È solo una questione di tempo , prima o poi i vecchi che votano in massa i vecchi politici moriranno e finalmente le nuove generazioni potranno risorgere . 

Ci vuole tempo , forse non era ancora pronta la Sicilia per la svolta . Altri 5 anni di stupri sociali e poi magari...


----------



## rot-schwarz (6 Novembre 2017)

Super_Lollo ha scritto:


> È solo una questione di tempo , prima o poi i vecchi che votano in massa i vecchi politici moriranno e finalmente le nuove generazioni potranno risorgere .
> 
> Ci vuole tempo , forse non era ancora pronta la Sicilia per la svolta . Altri 5 anni di stupri sociali e poi magari...



ma se le nuove generazioni fanno ancora piu' schifo, senza idee, sepmpre che lo stato deve risolvere i problemi..e i cinque stelle sono ancora peggio di quelli che ci sono, vedi roma solo chaos..


----------



## vanbasten (6 Novembre 2017)

Super_Lollo ha scritto:


> È solo una questione di tempo , prima o poi i vecchi che votano in massa i vecchi politici moriranno e finalmente le nuove generazioni potranno risorgere .
> 
> Ci vuole tempo , forse non era ancora pronta la Sicilia per la svolta . Altri 5 anni di stupri sociali e poi magari...



in alto i cuori, a riveder le stelle, onestà, uno vale uno. i 5 stelle da venditori di fritelle diventeranno dei veri e propri cittadini e ci salveranno dalla catastrofe!


----------



## Dumbaghi (6 Novembre 2017)

vanbasten ha scritto:


> in alto i cuori, a riveder le stelle, onestà, uno vale uno. i 5 stelle da venditori di fritelle diventeranno dei veri e propri cittadini e ci salveranno dalla catastrofe!



L'arca di DiMà

Saleeeete tooootti fratelli


----------



## Mille e una notte (6 Novembre 2017)

fabri47 ha scritto:


> *Primi Exit Poll:
> Musumeci (Forza Italia) 35-39%
> Cancelleri (M5S) 33-37%
> Micari (PD) 16-20%
> Fava 7-11%*


Non voglio fare il precisino, ma Musumeci non è solo forza italia ma anche UDC e Salvini. Fosse solo Forza Italia sarebbe al 16% e i 5 stelle vincerebbe con una facilità storica. 
Vanno sommati i voti a UDC e Salvino


----------



## Super_Lollo (6 Novembre 2017)

Voci estratte
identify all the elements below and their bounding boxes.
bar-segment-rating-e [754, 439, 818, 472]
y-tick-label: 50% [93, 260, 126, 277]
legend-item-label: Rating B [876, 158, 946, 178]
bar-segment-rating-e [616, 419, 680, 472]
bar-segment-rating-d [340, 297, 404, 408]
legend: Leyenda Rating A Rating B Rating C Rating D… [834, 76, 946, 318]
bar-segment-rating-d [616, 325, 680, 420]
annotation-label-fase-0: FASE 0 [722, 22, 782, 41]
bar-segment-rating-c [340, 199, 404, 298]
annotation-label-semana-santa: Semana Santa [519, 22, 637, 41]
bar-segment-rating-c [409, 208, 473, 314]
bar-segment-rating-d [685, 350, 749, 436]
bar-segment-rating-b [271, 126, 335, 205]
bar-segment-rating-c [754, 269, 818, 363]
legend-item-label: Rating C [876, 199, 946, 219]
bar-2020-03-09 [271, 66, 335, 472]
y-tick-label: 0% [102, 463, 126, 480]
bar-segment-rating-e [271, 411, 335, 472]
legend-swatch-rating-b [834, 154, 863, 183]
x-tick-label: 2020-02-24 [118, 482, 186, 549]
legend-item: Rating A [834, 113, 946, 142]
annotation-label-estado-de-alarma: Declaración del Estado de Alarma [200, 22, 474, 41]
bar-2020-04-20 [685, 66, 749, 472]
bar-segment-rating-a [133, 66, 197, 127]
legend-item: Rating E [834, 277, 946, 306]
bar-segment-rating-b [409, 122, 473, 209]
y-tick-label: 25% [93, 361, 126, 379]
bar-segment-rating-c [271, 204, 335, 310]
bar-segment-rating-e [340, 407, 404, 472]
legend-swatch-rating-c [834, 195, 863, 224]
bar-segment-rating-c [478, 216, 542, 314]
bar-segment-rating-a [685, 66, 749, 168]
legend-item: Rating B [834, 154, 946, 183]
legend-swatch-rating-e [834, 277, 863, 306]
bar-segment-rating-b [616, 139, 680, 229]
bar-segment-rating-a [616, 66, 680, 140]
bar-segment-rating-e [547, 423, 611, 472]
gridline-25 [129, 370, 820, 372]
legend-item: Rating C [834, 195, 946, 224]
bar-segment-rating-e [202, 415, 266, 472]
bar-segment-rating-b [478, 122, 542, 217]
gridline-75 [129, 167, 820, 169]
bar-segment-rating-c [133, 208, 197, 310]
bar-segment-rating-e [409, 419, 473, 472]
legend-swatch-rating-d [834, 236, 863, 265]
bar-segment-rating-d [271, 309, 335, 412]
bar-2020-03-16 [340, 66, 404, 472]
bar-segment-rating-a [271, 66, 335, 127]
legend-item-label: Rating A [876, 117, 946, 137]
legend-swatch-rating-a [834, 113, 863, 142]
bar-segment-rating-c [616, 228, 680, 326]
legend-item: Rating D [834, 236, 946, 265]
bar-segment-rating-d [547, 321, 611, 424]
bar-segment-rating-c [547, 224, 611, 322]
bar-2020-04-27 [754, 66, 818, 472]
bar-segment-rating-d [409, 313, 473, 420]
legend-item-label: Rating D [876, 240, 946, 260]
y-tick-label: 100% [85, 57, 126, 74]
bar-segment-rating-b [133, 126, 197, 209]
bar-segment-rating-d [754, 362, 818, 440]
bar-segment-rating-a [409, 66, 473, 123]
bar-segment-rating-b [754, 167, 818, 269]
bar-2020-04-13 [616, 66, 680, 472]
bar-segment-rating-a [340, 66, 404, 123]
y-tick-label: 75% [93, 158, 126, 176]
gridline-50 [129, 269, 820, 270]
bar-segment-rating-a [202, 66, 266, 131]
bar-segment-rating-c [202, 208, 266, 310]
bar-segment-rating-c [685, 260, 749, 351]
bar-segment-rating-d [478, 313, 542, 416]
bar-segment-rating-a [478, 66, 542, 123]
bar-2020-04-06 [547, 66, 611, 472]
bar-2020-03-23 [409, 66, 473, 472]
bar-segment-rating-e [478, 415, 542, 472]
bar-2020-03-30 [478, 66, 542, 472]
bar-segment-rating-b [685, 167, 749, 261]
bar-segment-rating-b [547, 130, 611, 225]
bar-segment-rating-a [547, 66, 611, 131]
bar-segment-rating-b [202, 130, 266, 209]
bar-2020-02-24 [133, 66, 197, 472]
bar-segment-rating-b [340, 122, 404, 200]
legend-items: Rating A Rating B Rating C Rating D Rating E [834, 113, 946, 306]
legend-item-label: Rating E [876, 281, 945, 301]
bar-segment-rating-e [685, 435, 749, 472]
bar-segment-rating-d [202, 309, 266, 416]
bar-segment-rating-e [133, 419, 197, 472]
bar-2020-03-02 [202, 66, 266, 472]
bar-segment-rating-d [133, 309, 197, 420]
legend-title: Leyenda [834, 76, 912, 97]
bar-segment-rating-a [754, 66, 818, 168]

Attività richieste
[A] Stabilisca se le affermazioni (i), (ii) e (iii) concordano con la discussione sulle elezioni in Sicilia, rispondendo sì o no e citando alla lettera le parole decisive: (i) nei primi exit poll riportati Micari (PD) è dato tra il 16 e il 20%; (ii) rot-schwarz giudica le nuove generazioni migliori delle vecchie; (iii) Mille e una notte precisa che Musumeci ha anche il sostegno di UDC e Salvini.
[B] Riprenda la discussione sulle elezioni in Sicilia a partire dal punto in cui il testo si interrompe.

Risultati dell'esercizio
[A]
(i) Sì: «Micari (PD) 16-20%».
(ii) No: «ma se le nuove generazioni fanno ancora piu' schifo».
(iii) Sì: «Musumeci non è solo forza italia ma anche UDC e Salvini».

[B]
vanbasten ha scritto:


> in alto i cuori, a riveder le stelle, onestà, uno vale uno. i 5 stelle da venditori di fritelle diventeranno dei veri e propri cittadini e ci salveranno dalla catastrofe!



Fino a prova contrario quelli che fino ad oggi hanno governato ci hanno portato ad disastro attuale. 

I grillini che non sappiamo cosa faranno , magari più schifo ma almeno hanno il beneficio del dubbio e del mio voto fino a prova contraria.


----------



## Super_Lollo (6 Novembre 2017)

Dumbaghi ha scritto:


> L'arca di DiMà
> 
> Saleeeete tooootti fratelli


----------



## Mille e una notte (6 Novembre 2017)

Super_Lollo ha scritto:


> Pare proprio che vincerà musumeci per un pugno di voti .
> 
> Incredible come la Sicilia scelga ancora una volta di non rinascere.


Imho sono cambiate molte preferenze rispetto al giorno del referendum. C'erano molti simpatizzanti grillini che nel tempo hanno perso convinzione (forse si aspettavano miracoli a Roma) e si sono buttati su Musumeci pensando di "andare sul sicuro" + favoritismi e schifo vario ed ecco che vincerà lui


Heaven ha scritto:


> Non ho ancora incontrato uno che votasse Mesumeci per le idee e non perché gli hanno *promesso qualche favore*, giuro
> 
> La politica è una pagliacciata


Sono di Palermo e posso confermare un episodio del genere con un consigliere candidato di Musumeci. E' uno schifo reale purtroppo, non sono frasi fatte, succedono veramente. Ma la ggente si diverte a fare il verso ai 5 stelle. Bravi compliments, siete furbi.


----------



## Stanis La Rochelle (6 Novembre 2017)

rot-schwarz ha scritto:


> ma se le nuove generazioni fanno ancora piu' schifo, senza idee, sepmpre che lo stato deve risolvere i problemi..e i cinque stelle sono ancora peggio di quelli che ci sono, vedi roma solo chaos..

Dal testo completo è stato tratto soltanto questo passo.